Task statement
Return the whole listing, keeping every character the same.

Data for this exercise
........
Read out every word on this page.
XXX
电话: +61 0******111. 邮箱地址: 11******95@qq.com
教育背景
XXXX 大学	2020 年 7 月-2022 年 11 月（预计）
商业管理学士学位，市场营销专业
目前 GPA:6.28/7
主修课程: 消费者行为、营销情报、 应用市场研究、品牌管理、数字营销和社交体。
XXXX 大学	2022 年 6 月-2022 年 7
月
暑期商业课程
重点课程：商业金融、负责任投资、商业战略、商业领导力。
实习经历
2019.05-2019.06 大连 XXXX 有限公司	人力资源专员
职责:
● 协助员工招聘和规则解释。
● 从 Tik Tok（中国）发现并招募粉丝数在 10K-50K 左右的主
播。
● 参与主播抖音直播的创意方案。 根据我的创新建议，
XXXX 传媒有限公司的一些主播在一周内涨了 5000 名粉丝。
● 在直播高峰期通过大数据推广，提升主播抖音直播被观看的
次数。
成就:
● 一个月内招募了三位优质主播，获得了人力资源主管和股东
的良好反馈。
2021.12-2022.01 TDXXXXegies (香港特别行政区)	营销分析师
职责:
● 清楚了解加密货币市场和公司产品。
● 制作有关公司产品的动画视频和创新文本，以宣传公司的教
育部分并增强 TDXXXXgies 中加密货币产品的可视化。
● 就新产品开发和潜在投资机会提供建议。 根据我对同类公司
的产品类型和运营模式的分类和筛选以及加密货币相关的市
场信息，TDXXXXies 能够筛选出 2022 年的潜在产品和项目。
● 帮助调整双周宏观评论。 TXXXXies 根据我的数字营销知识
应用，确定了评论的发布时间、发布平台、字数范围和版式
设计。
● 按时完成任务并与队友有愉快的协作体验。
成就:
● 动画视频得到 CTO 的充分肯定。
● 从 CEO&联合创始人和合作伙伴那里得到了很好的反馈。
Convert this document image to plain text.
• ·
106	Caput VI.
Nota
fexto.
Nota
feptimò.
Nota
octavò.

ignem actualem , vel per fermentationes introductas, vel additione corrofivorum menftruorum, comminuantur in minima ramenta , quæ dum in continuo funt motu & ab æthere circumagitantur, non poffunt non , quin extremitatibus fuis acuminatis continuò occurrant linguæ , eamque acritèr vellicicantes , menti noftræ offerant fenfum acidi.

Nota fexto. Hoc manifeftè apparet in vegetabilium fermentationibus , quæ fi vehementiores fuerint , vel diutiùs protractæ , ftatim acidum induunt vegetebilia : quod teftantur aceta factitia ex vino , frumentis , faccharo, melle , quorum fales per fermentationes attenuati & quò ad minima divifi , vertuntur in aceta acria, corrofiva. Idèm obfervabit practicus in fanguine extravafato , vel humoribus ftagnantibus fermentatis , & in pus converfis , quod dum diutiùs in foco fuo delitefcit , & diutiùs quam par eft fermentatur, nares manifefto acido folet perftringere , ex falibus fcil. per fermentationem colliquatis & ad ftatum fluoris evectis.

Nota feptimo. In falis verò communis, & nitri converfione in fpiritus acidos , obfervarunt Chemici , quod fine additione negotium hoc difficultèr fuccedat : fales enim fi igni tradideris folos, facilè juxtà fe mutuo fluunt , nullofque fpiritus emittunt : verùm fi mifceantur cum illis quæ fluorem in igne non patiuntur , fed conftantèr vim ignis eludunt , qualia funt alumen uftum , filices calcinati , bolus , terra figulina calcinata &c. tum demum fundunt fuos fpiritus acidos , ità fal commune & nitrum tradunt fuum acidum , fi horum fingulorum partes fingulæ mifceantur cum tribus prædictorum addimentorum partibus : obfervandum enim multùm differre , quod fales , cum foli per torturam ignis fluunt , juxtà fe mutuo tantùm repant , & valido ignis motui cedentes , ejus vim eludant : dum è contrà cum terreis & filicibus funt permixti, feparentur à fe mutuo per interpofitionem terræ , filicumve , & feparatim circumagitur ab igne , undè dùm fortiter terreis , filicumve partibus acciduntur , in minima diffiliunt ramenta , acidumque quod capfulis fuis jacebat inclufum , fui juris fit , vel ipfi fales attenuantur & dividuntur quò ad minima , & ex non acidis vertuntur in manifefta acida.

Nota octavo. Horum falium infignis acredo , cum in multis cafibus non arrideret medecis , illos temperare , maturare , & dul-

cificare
........
Full response
Read out every word on this page.
XXX
电话: +61 0******111. 邮箱地址: 11******95@qq.com
教育背景
XXXX 大学	2020 年 7 月-2022 年 11 月（预计）
商业管理学士学位，市场营销专业
目前 GPA:6.28/7
主修课程: 消费者行为、营销情报、 应用市场研究、品牌管理、数字营销和社交体。
XXXX 大学	2022 年 6 月-2022 年 7
月
暑期商业课程
重点课程：商业金融、负责任投资、商业战略、商业领导力。
实习经历
2019.05-2019.06 大连 XXXX 有限公司	人力资源专员
职责:
● 协助员工招聘和规则解释。
● 从 Tik Tok（中国）发现并招募粉丝数在 10K-50K 左右的主
播。
● 参与主播抖音直播的创意方案。 根据我的创新建议，
XXXX 传媒有限公司的一些主播在一周内涨了 5000 名粉丝。
● 在直播高峰期通过大数据推广，提升主播抖音直播被观看的
次数。
成就:
● 一个月内招募了三位优质主播，获得了人力资源主管和股东
的良好反馈。
2021.12-2022.01 TDXXXXegies (香港特别行政区)	营销分析师
职责:
● 清楚了解加密货币市场和公司产品。
● 制作有关公司产品的动画视频和创新文本，以宣传公司的教
育部分并增强 TDXXXXgies 中加密货币产品的可视化。
● 就新产品开发和潜在投资机会提供建议。 根据我对同类公司
的产品类型和运营模式的分类和筛选以及加密货币相关的市
场信息，TDXXXXies 能够筛选出 2022 年的潜在产品和项目。
● 帮助调整双周宏观评论。 TXXXXies 根据我的数字营销知识
应用，确定了评论的发布时间、发布平台、字数范围和版式
设计。
● 按时完成任务并与队友有愉快的协作体验。
成就:
● 动画视频得到 CTO 的充分肯定。
● 从 CEO&联合创始人和合作伙伴那里得到了很好的反馈。
Convert this document image to plain text.
• ·
106	Caput VI.
Nota
fexto.
Nota
feptimò.
Nota
octavò.

ignem actualem , vel per fermentationes introductas, vel additione corrofivorum menftruorum, comminuantur in minima ramenta , quæ dum in continuo funt motu & ab æthere circumagitantur, non poffunt non , quin extremitatibus fuis acuminatis continuò occurrant linguæ , eamque acritèr vellicicantes , menti noftræ offerant fenfum acidi.

Nota fexto. Hoc manifeftè apparet in vegetabilium fermentationibus , quæ fi vehementiores fuerint , vel diutiùs protractæ , ftatim acidum induunt vegetebilia : quod teftantur aceta factitia ex vino , frumentis , faccharo, melle , quorum fales per fermentationes attenuati & quò ad minima divifi , vertuntur in aceta acria, corrofiva. Idèm obfervabit practicus in fanguine extravafato , vel humoribus ftagnantibus fermentatis , & in pus converfis , quod dum diutiùs in foco fuo delitefcit , & diutiùs quam par eft fermentatur, nares manifefto acido folet perftringere , ex falibus fcil. per fermentationem colliquatis & ad ftatum fluoris evectis.

Nota feptimo. In falis verò communis, & nitri converfione in fpiritus acidos , obfervarunt Chemici , quod fine additione negotium hoc difficultèr fuccedat : fales enim fi igni tradideris folos, facilè juxtà fe mutuo fluunt , nullofque fpiritus emittunt : verùm fi mifceantur cum illis quæ fluorem in igne non patiuntur , fed conftantèr vim ignis eludunt , qualia funt alumen uftum , filices calcinati , bolus , terra figulina calcinata &c. tum demum fundunt fuos fpiritus acidos , ità fal commune & nitrum tradunt fuum acidum , fi horum fingulorum partes fingulæ mifceantur cum tribus prædictorum addimentorum partibus : obfervandum enim multùm differre , quod fales , cum foli per torturam ignis fluunt , juxtà fe mutuo tantùm repant , & valido ignis motui cedentes , ejus vim eludant : dum è contrà cum terreis & filicibus funt permixti, feparentur à fe mutuo per interpofitionem terræ , filicumve , & feparatim circumagitur ab igne , undè dùm fortiter terreis , filicumve partibus acciduntur , in minima diffiliunt ramenta , acidumque quod capfulis fuis jacebat inclufum , fui juris fit , vel ipfi fales attenuantur & dividuntur quò ad minima , & ex non acidis vertuntur in manifefta acida.

Nota octavo. Horum falium infignis acredo , cum in multis cafibus non arrideret medecis , illos temperare , maturare , & dul-

cificare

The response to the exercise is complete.